▸ **Given problem**
Report how many lines contain "Predicted". The answer is a single number.
#### Extracted material ####
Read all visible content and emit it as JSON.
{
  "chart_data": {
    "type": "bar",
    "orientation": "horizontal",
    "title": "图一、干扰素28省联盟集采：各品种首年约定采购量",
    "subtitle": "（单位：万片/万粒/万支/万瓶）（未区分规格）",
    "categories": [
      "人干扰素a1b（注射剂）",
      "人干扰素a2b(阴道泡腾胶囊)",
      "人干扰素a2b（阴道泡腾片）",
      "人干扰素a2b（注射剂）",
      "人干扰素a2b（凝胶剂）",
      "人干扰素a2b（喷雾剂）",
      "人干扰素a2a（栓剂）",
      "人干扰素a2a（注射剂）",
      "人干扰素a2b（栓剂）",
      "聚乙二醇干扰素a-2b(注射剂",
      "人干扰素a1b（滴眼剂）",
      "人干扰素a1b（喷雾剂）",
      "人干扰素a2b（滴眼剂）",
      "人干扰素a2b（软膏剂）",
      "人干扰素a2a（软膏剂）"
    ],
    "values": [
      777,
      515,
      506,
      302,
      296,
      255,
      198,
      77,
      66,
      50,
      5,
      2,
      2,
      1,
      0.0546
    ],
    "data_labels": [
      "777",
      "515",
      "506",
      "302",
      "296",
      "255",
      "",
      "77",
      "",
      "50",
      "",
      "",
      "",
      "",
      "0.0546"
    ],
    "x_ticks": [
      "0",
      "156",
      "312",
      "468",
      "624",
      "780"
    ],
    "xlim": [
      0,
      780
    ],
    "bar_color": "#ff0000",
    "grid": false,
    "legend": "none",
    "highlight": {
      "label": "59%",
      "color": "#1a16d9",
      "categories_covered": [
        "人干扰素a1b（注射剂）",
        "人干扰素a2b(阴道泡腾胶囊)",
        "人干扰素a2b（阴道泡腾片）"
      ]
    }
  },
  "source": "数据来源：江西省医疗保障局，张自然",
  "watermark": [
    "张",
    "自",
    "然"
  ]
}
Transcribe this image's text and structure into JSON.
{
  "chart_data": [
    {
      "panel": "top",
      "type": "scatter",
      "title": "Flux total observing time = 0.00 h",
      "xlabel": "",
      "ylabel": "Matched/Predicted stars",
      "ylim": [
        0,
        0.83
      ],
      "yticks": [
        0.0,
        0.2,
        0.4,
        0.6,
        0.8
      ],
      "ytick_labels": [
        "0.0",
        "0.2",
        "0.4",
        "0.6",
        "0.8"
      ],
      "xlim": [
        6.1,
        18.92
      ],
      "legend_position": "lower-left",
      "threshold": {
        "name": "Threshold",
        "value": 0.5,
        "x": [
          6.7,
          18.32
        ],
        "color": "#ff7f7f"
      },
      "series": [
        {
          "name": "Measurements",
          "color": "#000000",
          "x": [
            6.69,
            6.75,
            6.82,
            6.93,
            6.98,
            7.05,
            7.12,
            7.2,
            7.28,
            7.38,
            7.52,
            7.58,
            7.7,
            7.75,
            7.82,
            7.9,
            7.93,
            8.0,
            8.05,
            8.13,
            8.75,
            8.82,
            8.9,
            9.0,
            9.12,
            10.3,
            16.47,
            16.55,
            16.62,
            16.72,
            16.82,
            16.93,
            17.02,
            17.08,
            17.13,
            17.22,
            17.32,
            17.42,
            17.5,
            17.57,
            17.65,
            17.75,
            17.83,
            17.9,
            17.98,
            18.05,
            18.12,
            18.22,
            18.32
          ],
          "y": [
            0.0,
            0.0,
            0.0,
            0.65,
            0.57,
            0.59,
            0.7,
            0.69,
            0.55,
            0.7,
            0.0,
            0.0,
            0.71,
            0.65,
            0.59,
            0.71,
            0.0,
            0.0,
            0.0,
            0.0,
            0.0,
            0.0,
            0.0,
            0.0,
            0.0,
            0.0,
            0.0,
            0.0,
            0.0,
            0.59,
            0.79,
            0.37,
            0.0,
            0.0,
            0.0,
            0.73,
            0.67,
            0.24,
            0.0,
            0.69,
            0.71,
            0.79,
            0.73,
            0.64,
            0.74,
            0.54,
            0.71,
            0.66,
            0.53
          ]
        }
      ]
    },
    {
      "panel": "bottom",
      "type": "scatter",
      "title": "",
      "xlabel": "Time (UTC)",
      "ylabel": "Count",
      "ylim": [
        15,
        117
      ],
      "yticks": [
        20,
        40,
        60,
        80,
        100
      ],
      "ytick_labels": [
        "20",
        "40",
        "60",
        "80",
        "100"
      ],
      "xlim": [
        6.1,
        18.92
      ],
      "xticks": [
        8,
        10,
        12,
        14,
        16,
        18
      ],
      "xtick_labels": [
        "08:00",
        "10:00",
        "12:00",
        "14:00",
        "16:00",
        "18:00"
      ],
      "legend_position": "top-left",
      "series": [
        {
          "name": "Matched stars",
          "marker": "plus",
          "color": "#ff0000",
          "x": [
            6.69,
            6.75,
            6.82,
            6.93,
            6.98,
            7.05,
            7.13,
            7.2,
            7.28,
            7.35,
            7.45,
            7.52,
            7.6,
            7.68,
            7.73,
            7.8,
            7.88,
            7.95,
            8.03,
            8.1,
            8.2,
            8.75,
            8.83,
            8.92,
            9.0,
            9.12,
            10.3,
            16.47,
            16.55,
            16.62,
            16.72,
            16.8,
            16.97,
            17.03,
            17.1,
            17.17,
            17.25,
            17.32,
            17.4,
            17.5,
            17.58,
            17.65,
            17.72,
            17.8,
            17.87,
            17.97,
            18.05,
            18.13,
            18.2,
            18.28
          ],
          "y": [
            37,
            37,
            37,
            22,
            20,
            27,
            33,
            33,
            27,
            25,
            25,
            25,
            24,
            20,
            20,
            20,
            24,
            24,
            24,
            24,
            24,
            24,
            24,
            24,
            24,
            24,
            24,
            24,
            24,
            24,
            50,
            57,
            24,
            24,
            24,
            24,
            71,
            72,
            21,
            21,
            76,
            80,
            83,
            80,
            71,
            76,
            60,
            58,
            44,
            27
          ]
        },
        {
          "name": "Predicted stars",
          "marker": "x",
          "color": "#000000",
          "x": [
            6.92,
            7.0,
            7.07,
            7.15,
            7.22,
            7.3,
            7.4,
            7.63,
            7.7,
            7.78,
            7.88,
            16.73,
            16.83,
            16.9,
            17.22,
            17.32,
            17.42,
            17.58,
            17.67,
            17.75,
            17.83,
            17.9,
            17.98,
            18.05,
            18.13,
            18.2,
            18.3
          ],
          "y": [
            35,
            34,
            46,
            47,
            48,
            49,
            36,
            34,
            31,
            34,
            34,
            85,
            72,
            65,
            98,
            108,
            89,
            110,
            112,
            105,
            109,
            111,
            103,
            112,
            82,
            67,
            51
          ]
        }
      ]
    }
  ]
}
####
▸ **Answer for the task**
2